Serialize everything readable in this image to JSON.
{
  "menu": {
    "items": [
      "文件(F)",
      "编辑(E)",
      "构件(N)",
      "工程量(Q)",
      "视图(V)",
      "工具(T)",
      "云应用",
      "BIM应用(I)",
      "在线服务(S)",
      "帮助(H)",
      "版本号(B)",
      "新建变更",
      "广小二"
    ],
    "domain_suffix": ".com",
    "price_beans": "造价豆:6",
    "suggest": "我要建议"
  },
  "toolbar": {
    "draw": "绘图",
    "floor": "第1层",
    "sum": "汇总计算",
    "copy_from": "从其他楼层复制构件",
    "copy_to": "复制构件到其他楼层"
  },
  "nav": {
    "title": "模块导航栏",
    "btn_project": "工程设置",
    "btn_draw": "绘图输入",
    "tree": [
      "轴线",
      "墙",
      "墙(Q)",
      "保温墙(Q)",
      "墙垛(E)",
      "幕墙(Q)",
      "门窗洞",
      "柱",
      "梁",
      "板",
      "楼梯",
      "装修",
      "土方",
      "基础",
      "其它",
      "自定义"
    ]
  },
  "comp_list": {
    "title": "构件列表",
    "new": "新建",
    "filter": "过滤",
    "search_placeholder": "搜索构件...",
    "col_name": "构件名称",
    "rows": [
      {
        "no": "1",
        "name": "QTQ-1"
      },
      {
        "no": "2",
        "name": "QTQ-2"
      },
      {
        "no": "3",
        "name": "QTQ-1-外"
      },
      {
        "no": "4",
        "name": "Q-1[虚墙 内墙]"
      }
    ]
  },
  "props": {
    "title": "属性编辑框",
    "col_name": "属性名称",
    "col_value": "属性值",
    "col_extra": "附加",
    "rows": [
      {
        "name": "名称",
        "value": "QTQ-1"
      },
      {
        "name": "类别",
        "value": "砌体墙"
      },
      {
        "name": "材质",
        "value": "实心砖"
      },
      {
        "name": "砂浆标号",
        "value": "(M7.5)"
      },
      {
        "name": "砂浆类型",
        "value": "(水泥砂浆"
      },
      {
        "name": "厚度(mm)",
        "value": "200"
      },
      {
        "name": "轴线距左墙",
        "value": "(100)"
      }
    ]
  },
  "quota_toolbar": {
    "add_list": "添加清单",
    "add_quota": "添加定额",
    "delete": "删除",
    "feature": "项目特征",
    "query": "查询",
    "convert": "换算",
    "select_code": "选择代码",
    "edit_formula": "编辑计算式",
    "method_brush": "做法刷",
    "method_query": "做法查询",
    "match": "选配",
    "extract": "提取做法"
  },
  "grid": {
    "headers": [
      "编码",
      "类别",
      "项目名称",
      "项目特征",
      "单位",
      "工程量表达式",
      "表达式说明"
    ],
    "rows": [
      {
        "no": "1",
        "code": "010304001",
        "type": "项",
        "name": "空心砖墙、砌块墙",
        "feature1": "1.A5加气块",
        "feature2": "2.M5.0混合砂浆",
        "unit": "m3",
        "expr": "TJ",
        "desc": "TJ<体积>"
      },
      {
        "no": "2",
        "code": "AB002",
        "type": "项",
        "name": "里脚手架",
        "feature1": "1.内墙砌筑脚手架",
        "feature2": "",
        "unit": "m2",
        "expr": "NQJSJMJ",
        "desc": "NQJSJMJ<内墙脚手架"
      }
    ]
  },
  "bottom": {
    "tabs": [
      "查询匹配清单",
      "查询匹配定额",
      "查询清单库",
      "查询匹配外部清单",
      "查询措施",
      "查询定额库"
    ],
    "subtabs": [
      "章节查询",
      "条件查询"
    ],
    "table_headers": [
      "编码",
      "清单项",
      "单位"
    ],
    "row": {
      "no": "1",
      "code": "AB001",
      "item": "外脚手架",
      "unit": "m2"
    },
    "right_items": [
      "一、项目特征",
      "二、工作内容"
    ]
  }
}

——

**What is needed**
Return the listing above word for word.

**Solution for this exercise**
Serialize everything readable in this image to JSON.
{
  "menu": {
    "items": [
      "文件(F)",
      "编辑(E)",
      "构件(N)",
      "工程量(Q)",
      "视图(V)",
      "工具(T)",
      "云应用",
      "BIM应用(I)",
      "在线服务(S)",
      "帮助(H)",
      "版本号(B)",
      "新建变更",
      "广小二"
    ],
    "domain_suffix": ".com",
    "price_beans": "造价豆:6",
    "suggest": "我要建议"
  },
  "toolbar": {
    "draw": "绘图",
    "floor": "第1层",
    "sum": "汇总计算",
    "copy_from": "从其他楼层复制构件",
    "copy_to": "复制构件到其他楼层"
  },
  "nav": {
    "title": "模块导航栏",
    "btn_project": "工程设置",
    "btn_draw": "绘图输入",
    "tree": [
      "轴线",
      "墙",
      "墙(Q)",
      "保温墙(Q)",
      "墙垛(E)",
      "幕墙(Q)",
      "门窗洞",
      "柱",
      "梁",
      "板",
      "楼梯",
      "装修",
      "土方",
      "基础",
      "其它",
      "自定义"
    ]
  },
  "comp_list": {
    "title": "构件列表",
    "new": "新建",
    "filter": "过滤",
    "search_placeholder": "搜索构件...",
    "col_name": "构件名称",
    "rows": [
      {
        "no": "1",
        "name": "QTQ-1"
      },
      {
        "no": "2",
        "name": "QTQ-2"
      },
      {
        "no": "3",
        "name": "QTQ-1-外"
      },
      {
        "no": "4",
        "name": "Q-1[虚墙 内墙]"
      }
    ]
  },
  "props": {
    "title": "属性编辑框",
    "col_name": "属性名称",
    "col_value": "属性值",
    "col_extra": "附加",
    "rows": [
      {
        "name": "名称",
        "value": "QTQ-1"
      },
      {
        "name": "类别",
        "value": "砌体墙"
      },
      {
        "name": "材质",
        "value": "实心砖"
      },
      {
        "name": "砂浆标号",
        "value": "(M7.5)"
      },
      {
        "name": "砂浆类型",
        "value": "(水泥砂浆"
      },
      {
        "name": "厚度(mm)",
        "value": "200"
      },
      {
        "name": "轴线距左墙",
        "value": "(100)"
      }
    ]
  },
  "quota_toolbar": {
    "add_list": "添加清单",
    "add_quota": "添加定额",
    "delete": "删除",
    "feature": "项目特征",
    "query": "查询",
    "convert": "换算",
    "select_code": "选择代码",
    "edit_formula": "编辑计算式",
    "method_brush": "做法刷",
    "method_query": "做法查询",
    "match": "选配",
    "extract": "提取做法"
  },
  "grid": {
    "headers": [
      "编码",
      "类别",
      "项目名称",
      "项目特征",
      "单位",
      "工程量表达式",
      "表达式说明"
    ],
    "rows": [
      {
        "no": "1",
        "code": "010304001",
        "type": "项",
        "name": "空心砖墙、砌块墙",
        "feature1": "1.A5加气块",
        "feature2": "2.M5.0混合砂浆",
        "unit": "m3",
        "expr": "TJ",
        "desc": "TJ<体积>"
      },
      {
        "no": "2",
        "code": "AB002",
        "type": "项",
        "name": "里脚手架",
        "feature1": "1.内墙砌筑脚手架",
        "feature2": "",
        "unit": "m2",
        "expr": "NQJSJMJ",
        "desc": "NQJSJMJ<内墙脚手架"
      }
    ]
  },
  "bottom": {
    "tabs": [
      "查询匹配清单",
      "查询匹配定额",
      "查询清单库",
      "查询匹配外部清单",
      "查询措施",
      "查询定额库"
    ],
    "subtabs": [
      "章节查询",
      "条件查询"
    ],
    "table_headers": [
      "编码",
      "清单项",
      "单位"
    ],
    "row": {
      "no": "1",
      "code": "AB001",
      "item": "外脚手架",
      "unit": "m2"
    },
    "right_items": [
      "一、项目特征",
      "二、工作内容"
    ]
  }
}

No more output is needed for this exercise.